● Objective: Can you copy out the data exactly? Leave the images out.

[Records excerpted from a collection]
************

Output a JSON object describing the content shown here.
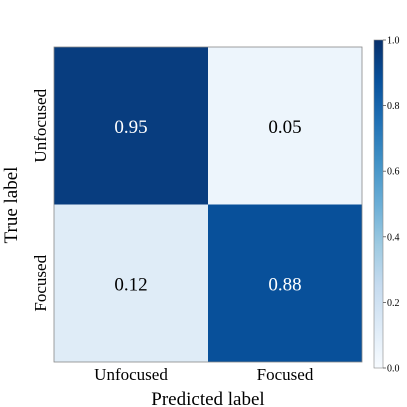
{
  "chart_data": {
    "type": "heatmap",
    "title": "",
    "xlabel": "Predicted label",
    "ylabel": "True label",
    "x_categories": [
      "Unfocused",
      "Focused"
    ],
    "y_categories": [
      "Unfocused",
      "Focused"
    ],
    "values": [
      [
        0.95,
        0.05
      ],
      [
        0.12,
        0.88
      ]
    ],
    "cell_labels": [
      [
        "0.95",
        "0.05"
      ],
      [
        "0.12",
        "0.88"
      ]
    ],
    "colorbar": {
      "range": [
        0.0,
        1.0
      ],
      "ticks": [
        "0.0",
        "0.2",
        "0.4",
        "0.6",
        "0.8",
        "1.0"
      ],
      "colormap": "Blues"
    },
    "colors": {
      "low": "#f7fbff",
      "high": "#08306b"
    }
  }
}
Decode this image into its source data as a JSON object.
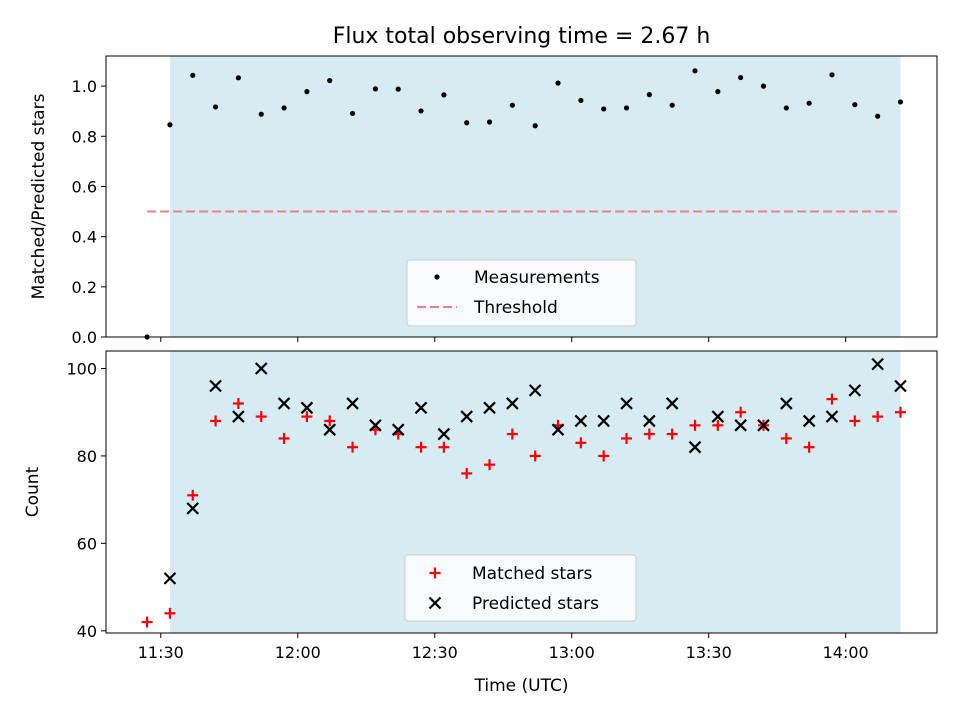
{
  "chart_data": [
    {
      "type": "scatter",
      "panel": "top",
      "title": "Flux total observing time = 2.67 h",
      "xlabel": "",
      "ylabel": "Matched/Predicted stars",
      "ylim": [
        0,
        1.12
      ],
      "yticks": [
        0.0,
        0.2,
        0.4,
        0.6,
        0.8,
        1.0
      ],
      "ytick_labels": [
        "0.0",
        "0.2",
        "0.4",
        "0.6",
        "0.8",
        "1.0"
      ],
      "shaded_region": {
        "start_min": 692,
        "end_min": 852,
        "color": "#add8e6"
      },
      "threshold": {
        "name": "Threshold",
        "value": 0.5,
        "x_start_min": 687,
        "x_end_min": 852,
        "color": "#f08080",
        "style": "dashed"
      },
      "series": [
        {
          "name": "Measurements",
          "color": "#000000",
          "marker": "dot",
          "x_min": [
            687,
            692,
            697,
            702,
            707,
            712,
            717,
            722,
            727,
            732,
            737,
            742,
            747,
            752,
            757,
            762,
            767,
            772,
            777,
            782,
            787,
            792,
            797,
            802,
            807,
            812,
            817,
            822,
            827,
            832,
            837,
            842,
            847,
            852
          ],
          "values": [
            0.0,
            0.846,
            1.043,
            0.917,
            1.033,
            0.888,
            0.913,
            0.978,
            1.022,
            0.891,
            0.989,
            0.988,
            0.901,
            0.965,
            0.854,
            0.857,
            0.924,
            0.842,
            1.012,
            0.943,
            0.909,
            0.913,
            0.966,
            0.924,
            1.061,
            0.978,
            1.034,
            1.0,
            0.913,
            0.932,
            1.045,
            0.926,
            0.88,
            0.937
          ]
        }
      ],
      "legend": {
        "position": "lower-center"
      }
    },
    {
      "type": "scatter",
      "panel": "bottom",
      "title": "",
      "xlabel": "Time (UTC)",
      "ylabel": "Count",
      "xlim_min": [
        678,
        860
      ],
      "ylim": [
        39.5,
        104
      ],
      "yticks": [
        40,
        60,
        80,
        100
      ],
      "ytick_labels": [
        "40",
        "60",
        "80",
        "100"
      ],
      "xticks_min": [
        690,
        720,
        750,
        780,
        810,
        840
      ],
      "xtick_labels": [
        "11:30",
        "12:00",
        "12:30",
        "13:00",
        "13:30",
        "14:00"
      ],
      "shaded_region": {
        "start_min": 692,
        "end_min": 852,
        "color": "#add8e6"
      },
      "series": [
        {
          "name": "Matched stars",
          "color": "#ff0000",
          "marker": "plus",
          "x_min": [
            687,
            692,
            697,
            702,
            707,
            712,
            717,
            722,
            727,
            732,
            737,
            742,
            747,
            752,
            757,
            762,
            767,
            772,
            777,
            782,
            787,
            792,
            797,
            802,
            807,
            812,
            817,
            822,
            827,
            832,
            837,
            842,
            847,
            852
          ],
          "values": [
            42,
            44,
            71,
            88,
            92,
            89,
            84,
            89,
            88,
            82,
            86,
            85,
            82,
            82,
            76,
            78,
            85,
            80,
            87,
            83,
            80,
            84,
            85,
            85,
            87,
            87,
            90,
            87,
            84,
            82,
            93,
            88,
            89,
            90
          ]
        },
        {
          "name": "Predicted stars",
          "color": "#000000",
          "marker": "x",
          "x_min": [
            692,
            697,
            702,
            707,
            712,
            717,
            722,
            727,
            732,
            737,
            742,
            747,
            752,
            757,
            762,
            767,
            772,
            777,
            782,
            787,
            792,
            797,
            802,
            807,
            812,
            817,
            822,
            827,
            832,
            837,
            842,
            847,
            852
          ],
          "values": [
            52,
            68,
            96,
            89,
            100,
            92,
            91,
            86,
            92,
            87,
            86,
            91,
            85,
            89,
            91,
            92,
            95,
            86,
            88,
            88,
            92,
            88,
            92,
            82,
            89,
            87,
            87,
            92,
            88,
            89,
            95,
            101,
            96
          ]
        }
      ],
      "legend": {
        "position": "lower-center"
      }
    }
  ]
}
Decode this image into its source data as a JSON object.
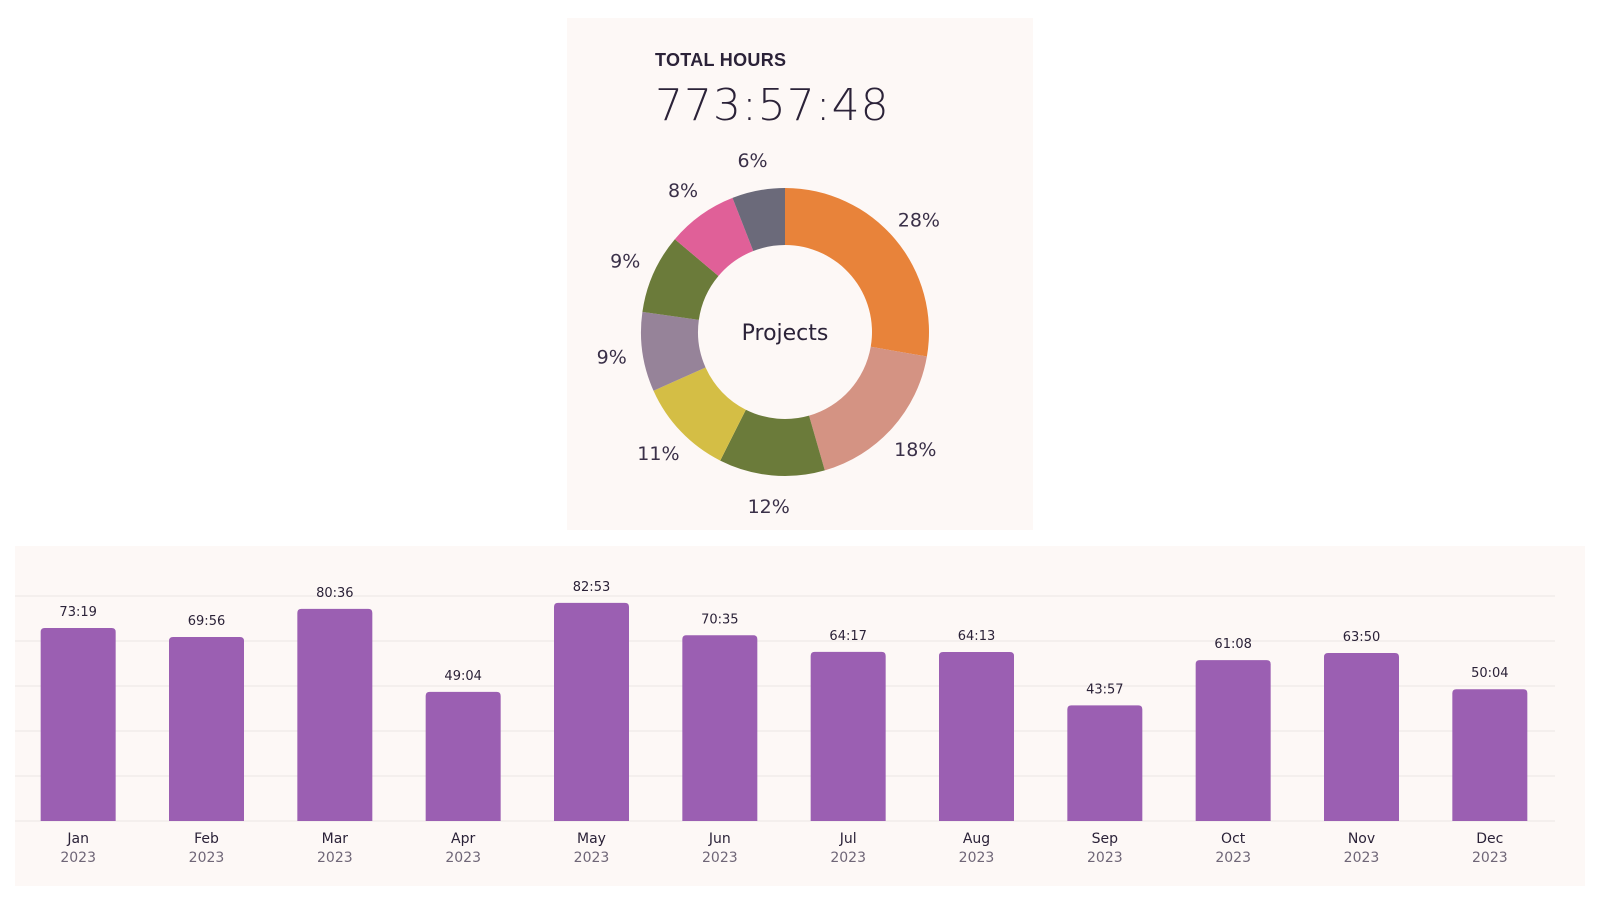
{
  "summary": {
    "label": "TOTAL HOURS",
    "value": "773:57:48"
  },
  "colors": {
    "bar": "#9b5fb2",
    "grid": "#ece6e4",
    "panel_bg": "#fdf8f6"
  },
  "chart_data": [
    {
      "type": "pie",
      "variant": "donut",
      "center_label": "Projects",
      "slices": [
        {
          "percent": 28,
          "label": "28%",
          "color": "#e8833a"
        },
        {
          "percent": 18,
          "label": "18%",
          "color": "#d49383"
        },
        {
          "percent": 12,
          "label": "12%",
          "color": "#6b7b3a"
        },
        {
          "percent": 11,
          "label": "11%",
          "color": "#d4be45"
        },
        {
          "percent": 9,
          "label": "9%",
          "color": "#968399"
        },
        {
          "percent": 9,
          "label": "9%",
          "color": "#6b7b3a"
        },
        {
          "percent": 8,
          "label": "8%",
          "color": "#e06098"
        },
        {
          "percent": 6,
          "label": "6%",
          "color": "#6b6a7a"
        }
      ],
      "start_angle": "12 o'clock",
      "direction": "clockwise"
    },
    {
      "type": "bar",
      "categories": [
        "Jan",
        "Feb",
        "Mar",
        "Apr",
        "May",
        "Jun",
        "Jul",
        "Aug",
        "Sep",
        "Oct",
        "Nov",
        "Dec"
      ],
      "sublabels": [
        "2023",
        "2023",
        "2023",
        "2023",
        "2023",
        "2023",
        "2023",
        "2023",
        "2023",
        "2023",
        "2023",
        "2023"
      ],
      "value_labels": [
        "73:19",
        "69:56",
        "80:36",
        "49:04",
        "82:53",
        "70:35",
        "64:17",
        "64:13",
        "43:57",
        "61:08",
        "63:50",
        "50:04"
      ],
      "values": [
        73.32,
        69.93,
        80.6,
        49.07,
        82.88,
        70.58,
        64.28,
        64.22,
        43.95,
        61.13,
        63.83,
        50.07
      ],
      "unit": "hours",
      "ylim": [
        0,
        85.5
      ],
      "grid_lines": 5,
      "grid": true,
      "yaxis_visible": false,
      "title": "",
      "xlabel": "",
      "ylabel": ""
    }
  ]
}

************

● Written solution:
Output a JSON object describing the content shown here.
{
  "chart_data": {
    "type": "heatmap",
    "title": "",
    "xlabel": "Predicted label",
    "ylabel": "True label",
    "x_categories": [
      "Unfocused",
      "Focused"
    ],
    "y_categories": [
      "Unfocused",
      "Focused"
    ],
    "values": [
      [
        0.95,
        0.05
      ],
      [
        0.12,
        0.88
      ]
    ],
    "cell_labels": [
      [
        "0.95",
        "0.05"
      ],
      [
        "0.12",
        "0.88"
      ]
    ],
    "colorbar": {
      "range": [
        0.0,
        1.0
      ],
      "ticks": [
        "0.0",
        "0.2",
        "0.4",
        "0.6",
        "0.8",
        "1.0"
      ],
      "colormap": "Blues"
    },
    "colors": {
      "low": "#f7fbff",
      "high": "#08306b"
    }
  }
}
Decode this image into its source data as a JSON object.
{
  "chart_data": [
    {
      "type": "scatter",
      "panel": "top",
      "title": "Flux total observing time = 2.67 h",
      "xlabel": "",
      "ylabel": "Matched/Predicted stars",
      "ylim": [
        0,
        1.12
      ],
      "yticks": [
        0.0,
        0.2,
        0.4,
        0.6,
        0.8,
        1.0
      ],
      "ytick_labels": [
        "0.0",
        "0.2",
        "0.4",
        "0.6",
        "0.8",
        "1.0"
      ],
      "shaded_region": {
        "start_min": 692,
        "end_min": 852,
        "color": "#add8e6"
      },
      "threshold": {
        "name": "Threshold",
        "value": 0.5,
        "x_start_min": 687,
        "x_end_min": 852,
        "color": "#f08080",
        "style": "dashed"
      },
      "series": [
        {
          "name": "Measurements",
          "color": "#000000",
          "marker": "dot",
          "x_min": [
            687,
            692,
            697,
            702,
            707,
            712,
            717,
            722,
            727,
            732,
            737,
            742,
            747,
            752,
            757,
            762,
            767,
            772,
            777,
            782,
            787,
            792,
            797,
            802,
            807,
            812,
            817,
            822,
            827,
            832,
            837,
            842,
            847,
            852
          ],
          "values": [
            0.0,
            0.846,
            1.043,
            0.917,
            1.033,
            0.888,
            0.913,
            0.978,
            1.022,
            0.891,
            0.989,
            0.988,
            0.901,
            0.965,
            0.854,
            0.857,
            0.924,
            0.842,
            1.012,
            0.943,
            0.909,
            0.913,
            0.966,
            0.924,
            1.061,
            0.978,
            1.034,
            1.0,
            0.913,
            0.932,
            1.045,
            0.926,
            0.88,
            0.937
          ]
        }
      ],
      "legend": {
        "position": "lower-center"
      }
    },
    {
      "type": "scatter",
      "panel": "bottom",
      "title": "",
      "xlabel": "Time (UTC)",
      "ylabel": "Count",
      "xlim_min": [
        678,
        860
      ],
      "ylim": [
        39.5,
        104
      ],
      "yticks": [
        40,
        60,
        80,
        100
      ],
      "ytick_labels": [
        "40",
        "60",
        "80",
        "100"
      ],
      "xticks_min": [
        690,
        720,
        750,
        780,
        810,
        840
      ],
      "xtick_labels": [
        "11:30",
        "12:00",
        "12:30",
        "13:00",
        "13:30",
        "14:00"
      ],
      "shaded_region": {
        "start_min": 692,
        "end_min": 852,
        "color": "#add8e6"
      },
      "series": [
        {
          "name": "Matched stars",
          "color": "#ff0000",
          "marker": "plus",
          "x_min": [
            687,
            692,
            697,
            702,
            707,
            712,
            717,
            722,
            727,
            732,
            737,
            742,
            747,
            752,
            757,
            762,
            767,
            772,
            777,
            782,
            787,
            792,
            797,
            802,
            807,
            812,
            817,
            822,
            827,
            832,
            837,
            842,
            847,
            852
          ],
          "values": [
            42,
            44,
            71,
            88,
            92,
            89,
            84,
            89,
            88,
            82,
            86,
            85,
            82,
            82,
            76,
            78,
            85,
            80,
            87,
            83,
            80,
            84,
            85,
            85,
            87,
            87,
            90,
            87,
            84,
            82,
            93,
            88,
            89,
            90
          ]
        },
        {
          "name": "Predicted stars",
          "color": "#000000",
          "marker": "x",
          "x_min": [
            692,
            697,
            702,
            707,
            712,
            717,
            722,
            727,
            732,
            737,
            742,
            747,
            752,
            757,
            762,
            767,
            772,
            777,
            782,
            787,
            792,
            797,
            802,
            807,
            812,
            817,
            822,
            827,
            832,
            837,
            842,
            847,
            852
          ],
          "values": [
            52,
            68,
            96,
            89,
            100,
            92,
            91,
            86,
            92,
            87,
            86,
            91,
            85,
            89,
            91,
            92,
            95,
            86,
            88,
            88,
            92,
            88,
            92,
            82,
            89,
            87,
            87,
            92,
            88,
            89,
            95,
            101,
            96
          ]
        }
      ],
      "legend": {
        "position": "lower-center"
      }
    }
  ]
}
Decode this image into its source data as a JSON object.
{
  "summary": {
    "label": "TOTAL HOURS",
    "value": "773:57:48"
  },
  "colors": {
    "bar": "#9b5fb2",
    "grid": "#ece6e4",
    "panel_bg": "#fdf8f6"
  },
  "chart_data": [
    {
      "type": "pie",
      "variant": "donut",
      "center_label": "Projects",
      "slices": [
        {
          "percent": 28,
          "label": "28%",
          "color": "#e8833a"
        },
        {
          "percent": 18,
          "label": "18%",
          "color": "#d49383"
        },
        {
          "percent": 12,
          "label": "12%",
          "color": "#6b7b3a"
        },
        {
          "percent": 11,
          "label": "11%",
          "color": "#d4be45"
        },
        {
          "percent": 9,
          "label": "9%",
          "color": "#968399"
        },
        {
          "percent": 9,
          "label": "9%",
          "color": "#6b7b3a"
        },
        {
          "percent": 8,
          "label": "8%",
          "color": "#e06098"
        },
        {
          "percent": 6,
          "label": "6%",
          "color": "#6b6a7a"
        }
      ],
      "start_angle": "12 o'clock",
      "direction": "clockwise"
    },
    {
      "type": "bar",
      "categories": [
        "Jan",
        "Feb",
        "Mar",
        "Apr",
        "May",
        "Jun",
        "Jul",
        "Aug",
        "Sep",
        "Oct",
        "Nov",
        "Dec"
      ],
      "sublabels": [
        "2023",
        "2023",
        "2023",
        "2023",
        "2023",
        "2023",
        "2023",
        "2023",
        "2023",
        "2023",
        "2023",
        "2023"
      ],
      "value_labels": [
        "73:19",
        "69:56",
        "80:36",
        "49:04",
        "82:53",
        "70:35",
        "64:17",
        "64:13",
        "43:57",
        "61:08",
        "63:50",
        "50:04"
      ],
      "values": [
        73.32,
        69.93,
        80.6,
        49.07,
        82.88,
        70.58,
        64.28,
        64.22,
        43.95,
        61.13,
        63.83,
        50.07
      ],
      "unit": "hours",
      "ylim": [
        0,
        85.5
      ],
      "grid_lines": 5,
      "grid": true,
      "yaxis_visible": false,
      "title": "",
      "xlabel": "",
      "ylabel": ""
    }
  ]
}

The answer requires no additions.